-- Given task --
The entries below should be given again exactly, minus their pictures.

-- Dataset records --
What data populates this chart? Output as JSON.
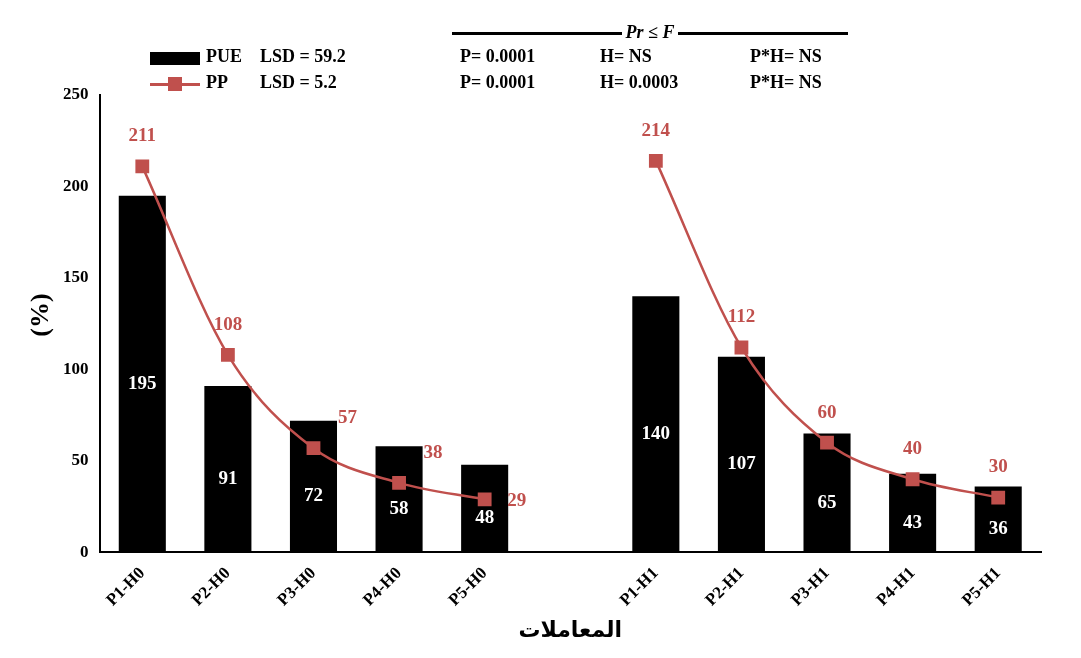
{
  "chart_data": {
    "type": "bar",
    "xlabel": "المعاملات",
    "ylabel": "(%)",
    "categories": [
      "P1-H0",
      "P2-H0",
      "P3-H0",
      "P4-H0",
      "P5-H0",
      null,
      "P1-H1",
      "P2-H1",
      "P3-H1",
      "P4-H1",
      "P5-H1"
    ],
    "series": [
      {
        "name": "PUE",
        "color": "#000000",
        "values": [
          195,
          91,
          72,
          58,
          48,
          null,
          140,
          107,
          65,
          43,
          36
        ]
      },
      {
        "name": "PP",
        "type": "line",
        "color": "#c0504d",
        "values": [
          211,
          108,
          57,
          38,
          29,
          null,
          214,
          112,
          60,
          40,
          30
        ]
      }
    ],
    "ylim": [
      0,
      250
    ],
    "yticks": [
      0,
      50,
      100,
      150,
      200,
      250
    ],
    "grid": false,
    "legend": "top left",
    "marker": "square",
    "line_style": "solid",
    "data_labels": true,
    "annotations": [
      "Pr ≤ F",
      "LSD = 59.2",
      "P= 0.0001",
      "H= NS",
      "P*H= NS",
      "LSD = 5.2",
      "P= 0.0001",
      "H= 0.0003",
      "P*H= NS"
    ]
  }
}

-- Answer to this task --
What data populates this chart? Output as JSON.
{
  "chart_data": {
    "type": "bar",
    "xlabel": "المعاملات",
    "ylabel": "(%)",
    "categories": [
      "P1-H0",
      "P2-H0",
      "P3-H0",
      "P4-H0",
      "P5-H0",
      null,
      "P1-H1",
      "P2-H1",
      "P3-H1",
      "P4-H1",
      "P5-H1"
    ],
    "series": [
      {
        "name": "PUE",
        "color": "#000000",
        "values": [
          195,
          91,
          72,
          58,
          48,
          null,
          140,
          107,
          65,
          43,
          36
        ]
      },
      {
        "name": "PP",
        "type": "line",
        "color": "#c0504d",
        "values": [
          211,
          108,
          57,
          38,
          29,
          null,
          214,
          112,
          60,
          40,
          30
        ]
      }
    ],
    "ylim": [
      0,
      250
    ],
    "yticks": [
      0,
      50,
      100,
      150,
      200,
      250
    ],
    "grid": false,
    "legend": "top left",
    "marker": "square",
    "line_style": "solid",
    "data_labels": true,
    "annotations": [
      "Pr ≤ F",
      "LSD = 59.2",
      "P= 0.0001",
      "H= NS",
      "P*H= NS",
      "LSD = 5.2",
      "P= 0.0001",
      "H= 0.0003",
      "P*H= NS"
    ]
  }
}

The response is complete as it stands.